§ Entries supplied:

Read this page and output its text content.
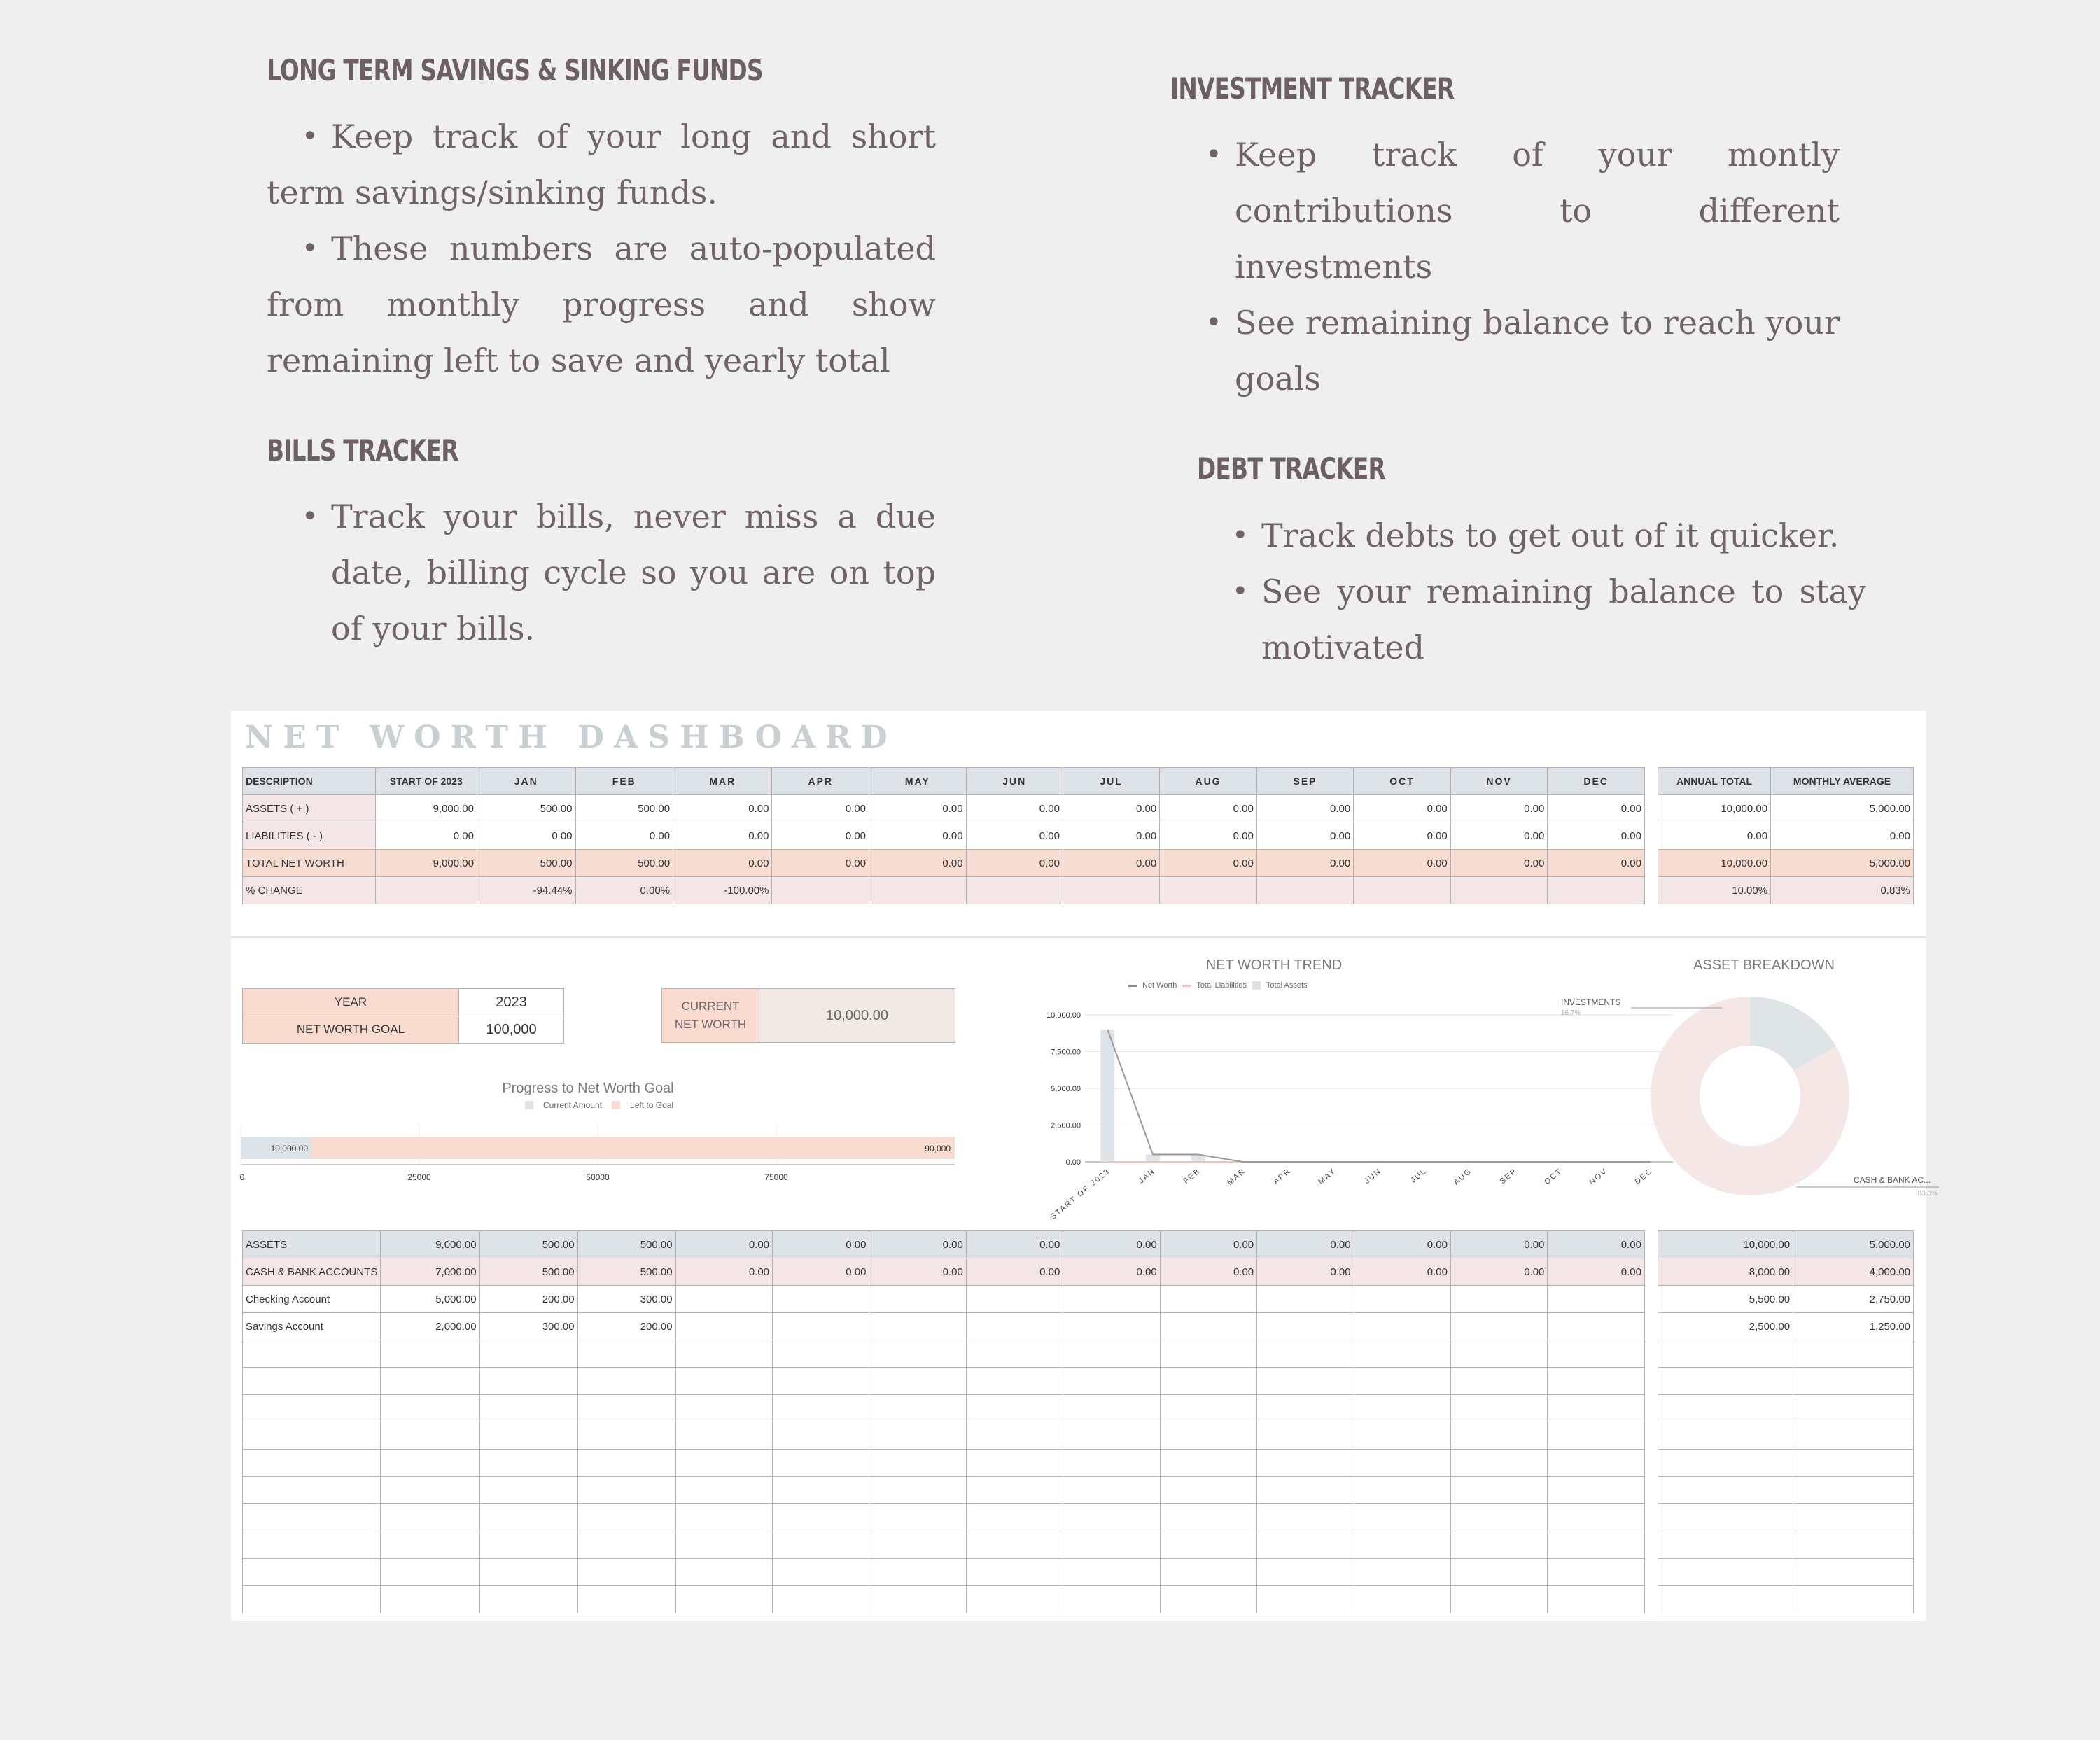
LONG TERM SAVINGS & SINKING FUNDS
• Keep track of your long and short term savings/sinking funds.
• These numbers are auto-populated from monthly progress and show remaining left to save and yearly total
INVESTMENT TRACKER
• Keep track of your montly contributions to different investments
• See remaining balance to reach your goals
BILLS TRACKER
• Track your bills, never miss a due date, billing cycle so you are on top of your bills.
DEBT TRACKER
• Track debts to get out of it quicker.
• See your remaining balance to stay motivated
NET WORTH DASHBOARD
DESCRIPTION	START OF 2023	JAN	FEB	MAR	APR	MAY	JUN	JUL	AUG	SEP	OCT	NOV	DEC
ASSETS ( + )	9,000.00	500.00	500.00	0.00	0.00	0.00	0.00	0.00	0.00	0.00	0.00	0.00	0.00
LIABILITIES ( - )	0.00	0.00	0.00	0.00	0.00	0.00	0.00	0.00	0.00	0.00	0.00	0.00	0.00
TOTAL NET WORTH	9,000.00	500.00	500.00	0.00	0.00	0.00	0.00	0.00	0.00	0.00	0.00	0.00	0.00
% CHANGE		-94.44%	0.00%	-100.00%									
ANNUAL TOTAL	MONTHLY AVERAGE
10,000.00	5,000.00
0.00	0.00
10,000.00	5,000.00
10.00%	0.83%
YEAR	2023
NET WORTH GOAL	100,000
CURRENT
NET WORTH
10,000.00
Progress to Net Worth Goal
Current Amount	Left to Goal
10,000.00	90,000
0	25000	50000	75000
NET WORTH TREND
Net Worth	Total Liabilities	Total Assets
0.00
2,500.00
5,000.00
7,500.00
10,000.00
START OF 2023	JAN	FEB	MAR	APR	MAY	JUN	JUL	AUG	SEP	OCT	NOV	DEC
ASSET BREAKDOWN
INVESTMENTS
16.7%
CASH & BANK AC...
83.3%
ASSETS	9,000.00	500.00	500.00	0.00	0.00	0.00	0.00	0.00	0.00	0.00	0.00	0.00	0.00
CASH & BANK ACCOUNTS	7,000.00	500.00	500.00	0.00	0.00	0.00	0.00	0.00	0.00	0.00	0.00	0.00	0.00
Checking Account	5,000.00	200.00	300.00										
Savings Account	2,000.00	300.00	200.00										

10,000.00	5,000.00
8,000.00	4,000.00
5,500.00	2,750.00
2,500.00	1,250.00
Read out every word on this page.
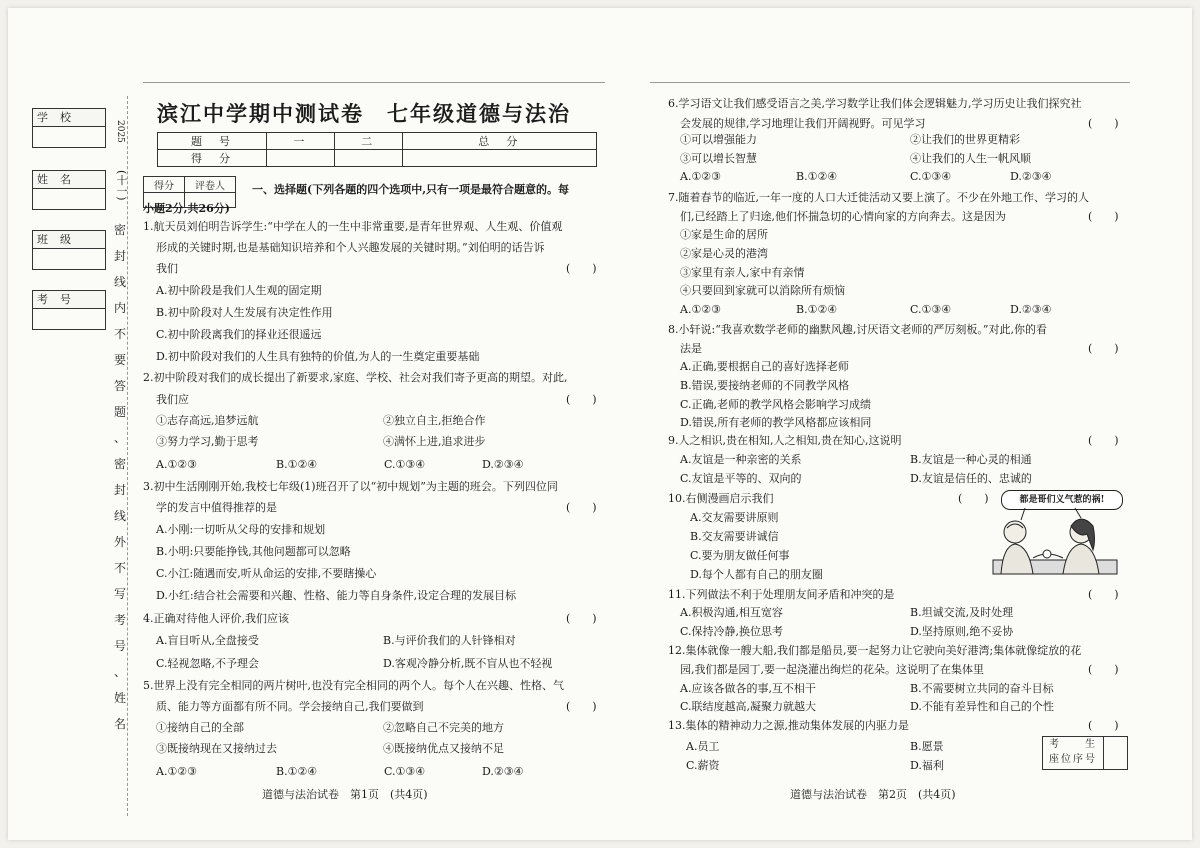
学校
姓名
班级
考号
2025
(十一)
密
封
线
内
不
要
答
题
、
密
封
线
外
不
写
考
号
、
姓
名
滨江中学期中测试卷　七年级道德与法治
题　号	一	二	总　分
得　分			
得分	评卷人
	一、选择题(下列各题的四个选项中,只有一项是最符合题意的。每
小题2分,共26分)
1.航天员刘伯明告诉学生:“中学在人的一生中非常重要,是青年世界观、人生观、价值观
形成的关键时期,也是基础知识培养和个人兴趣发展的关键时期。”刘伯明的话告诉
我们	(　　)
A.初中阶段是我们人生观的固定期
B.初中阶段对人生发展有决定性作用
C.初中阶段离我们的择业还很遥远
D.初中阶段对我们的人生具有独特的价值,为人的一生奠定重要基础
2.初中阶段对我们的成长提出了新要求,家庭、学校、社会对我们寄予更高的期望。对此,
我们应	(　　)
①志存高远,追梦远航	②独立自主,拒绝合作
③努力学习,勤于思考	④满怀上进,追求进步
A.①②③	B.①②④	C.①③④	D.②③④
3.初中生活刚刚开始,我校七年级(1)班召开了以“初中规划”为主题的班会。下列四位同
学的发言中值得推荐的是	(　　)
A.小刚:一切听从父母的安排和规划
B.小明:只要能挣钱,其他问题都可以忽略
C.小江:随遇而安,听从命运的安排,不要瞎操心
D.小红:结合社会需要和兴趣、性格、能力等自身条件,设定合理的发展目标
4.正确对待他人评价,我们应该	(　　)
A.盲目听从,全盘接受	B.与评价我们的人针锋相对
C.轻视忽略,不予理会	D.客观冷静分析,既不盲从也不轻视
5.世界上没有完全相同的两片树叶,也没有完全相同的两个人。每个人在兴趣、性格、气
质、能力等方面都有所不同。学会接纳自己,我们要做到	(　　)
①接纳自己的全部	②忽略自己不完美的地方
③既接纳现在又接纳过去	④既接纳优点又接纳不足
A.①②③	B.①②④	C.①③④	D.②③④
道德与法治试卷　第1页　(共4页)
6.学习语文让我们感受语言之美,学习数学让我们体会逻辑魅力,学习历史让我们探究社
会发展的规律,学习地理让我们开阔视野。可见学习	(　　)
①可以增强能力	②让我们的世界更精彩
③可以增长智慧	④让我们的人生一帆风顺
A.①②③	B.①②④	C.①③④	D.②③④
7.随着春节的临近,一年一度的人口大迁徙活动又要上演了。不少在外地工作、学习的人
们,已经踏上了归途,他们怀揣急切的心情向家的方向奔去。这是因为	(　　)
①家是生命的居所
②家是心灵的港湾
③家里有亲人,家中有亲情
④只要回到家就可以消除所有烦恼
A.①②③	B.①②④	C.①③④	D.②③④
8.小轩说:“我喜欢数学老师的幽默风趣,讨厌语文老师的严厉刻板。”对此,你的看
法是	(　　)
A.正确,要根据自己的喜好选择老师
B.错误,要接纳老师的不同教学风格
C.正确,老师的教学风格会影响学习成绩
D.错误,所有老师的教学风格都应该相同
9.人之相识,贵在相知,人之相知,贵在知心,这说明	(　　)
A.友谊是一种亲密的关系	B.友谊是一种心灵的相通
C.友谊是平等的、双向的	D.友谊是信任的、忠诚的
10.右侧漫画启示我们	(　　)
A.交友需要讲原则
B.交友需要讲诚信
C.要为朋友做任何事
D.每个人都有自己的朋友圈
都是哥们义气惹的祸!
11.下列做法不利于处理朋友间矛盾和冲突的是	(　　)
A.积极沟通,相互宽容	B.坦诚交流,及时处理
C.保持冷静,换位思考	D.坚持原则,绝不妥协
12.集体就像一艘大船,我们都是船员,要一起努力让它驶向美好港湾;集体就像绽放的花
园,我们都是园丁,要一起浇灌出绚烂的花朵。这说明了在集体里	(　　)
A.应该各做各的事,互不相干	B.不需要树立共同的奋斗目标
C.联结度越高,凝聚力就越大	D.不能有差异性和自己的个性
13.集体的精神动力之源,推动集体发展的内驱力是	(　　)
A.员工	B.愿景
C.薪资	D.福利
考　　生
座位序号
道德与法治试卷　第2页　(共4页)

§ Stated exercise: Exactly the lines from the line with "Read out every word on this page." through the last line of the listing, both included, should be extracted, and the pictures left behind.

§ Solution:
Read out every word on this page.
学校
姓名
班级
考号
2025
(十一)
密
封
线
内
不
要
答
题
、
密
封
线
外
不
写
考
号
、
姓
名
滨江中学期中测试卷　七年级道德与法治
题　号	一	二	总　分
得　分			
得分	评卷人
	一、选择题(下列各题的四个选项中,只有一项是最符合题意的。每
小题2分,共26分)
1.航天员刘伯明告诉学生:“中学在人的一生中非常重要,是青年世界观、人生观、价值观
形成的关键时期,也是基础知识培养和个人兴趣发展的关键时期。”刘伯明的话告诉
我们	(　　)
A.初中阶段是我们人生观的固定期
B.初中阶段对人生发展有决定性作用
C.初中阶段离我们的择业还很遥远
D.初中阶段对我们的人生具有独特的价值,为人的一生奠定重要基础
2.初中阶段对我们的成长提出了新要求,家庭、学校、社会对我们寄予更高的期望。对此,
我们应	(　　)
①志存高远,追梦远航	②独立自主,拒绝合作
③努力学习,勤于思考	④满怀上进,追求进步
A.①②③	B.①②④	C.①③④	D.②③④
3.初中生活刚刚开始,我校七年级(1)班召开了以“初中规划”为主题的班会。下列四位同
学的发言中值得推荐的是	(　　)
A.小刚:一切听从父母的安排和规划
B.小明:只要能挣钱,其他问题都可以忽略
C.小江:随遇而安,听从命运的安排,不要瞎操心
D.小红:结合社会需要和兴趣、性格、能力等自身条件,设定合理的发展目标
4.正确对待他人评价,我们应该	(　　)
A.盲目听从,全盘接受	B.与评价我们的人针锋相对
C.轻视忽略,不予理会	D.客观冷静分析,既不盲从也不轻视
5.世界上没有完全相同的两片树叶,也没有完全相同的两个人。每个人在兴趣、性格、气
质、能力等方面都有所不同。学会接纳自己,我们要做到	(　　)
①接纳自己的全部	②忽略自己不完美的地方
③既接纳现在又接纳过去	④既接纳优点又接纳不足
A.①②③	B.①②④	C.①③④	D.②③④
道德与法治试卷　第1页　(共4页)
6.学习语文让我们感受语言之美,学习数学让我们体会逻辑魅力,学习历史让我们探究社
会发展的规律,学习地理让我们开阔视野。可见学习	(　　)
①可以增强能力	②让我们的世界更精彩
③可以增长智慧	④让我们的人生一帆风顺
A.①②③	B.①②④	C.①③④	D.②③④
7.随着春节的临近,一年一度的人口大迁徙活动又要上演了。不少在外地工作、学习的人
们,已经踏上了归途,他们怀揣急切的心情向家的方向奔去。这是因为	(　　)
①家是生命的居所
②家是心灵的港湾
③家里有亲人,家中有亲情
④只要回到家就可以消除所有烦恼
A.①②③	B.①②④	C.①③④	D.②③④
8.小轩说:“我喜欢数学老师的幽默风趣,讨厌语文老师的严厉刻板。”对此,你的看
法是	(　　)
A.正确,要根据自己的喜好选择老师
B.错误,要接纳老师的不同教学风格
C.正确,老师的教学风格会影响学习成绩
D.错误,所有老师的教学风格都应该相同
9.人之相识,贵在相知,人之相知,贵在知心,这说明	(　　)
A.友谊是一种亲密的关系	B.友谊是一种心灵的相通
C.友谊是平等的、双向的	D.友谊是信任的、忠诚的
10.右侧漫画启示我们	(　　)
A.交友需要讲原则
B.交友需要讲诚信
C.要为朋友做任何事
D.每个人都有自己的朋友圈
都是哥们义气惹的祸!
11.下列做法不利于处理朋友间矛盾和冲突的是	(　　)
A.积极沟通,相互宽容	B.坦诚交流,及时处理
C.保持冷静,换位思考	D.坚持原则,绝不妥协
12.集体就像一艘大船,我们都是船员,要一起努力让它驶向美好港湾;集体就像绽放的花
园,我们都是园丁,要一起浇灌出绚烂的花朵。这说明了在集体里	(　　)
A.应该各做各的事,互不相干	B.不需要树立共同的奋斗目标
C.联结度越高,凝聚力就越大	D.不能有差异性和自己的个性
13.集体的精神动力之源,推动集体发展的内驱力是	(　　)
A.员工	B.愿景
C.薪资	D.福利
考　　生
座位序号
道德与法治试卷　第2页　(共4页)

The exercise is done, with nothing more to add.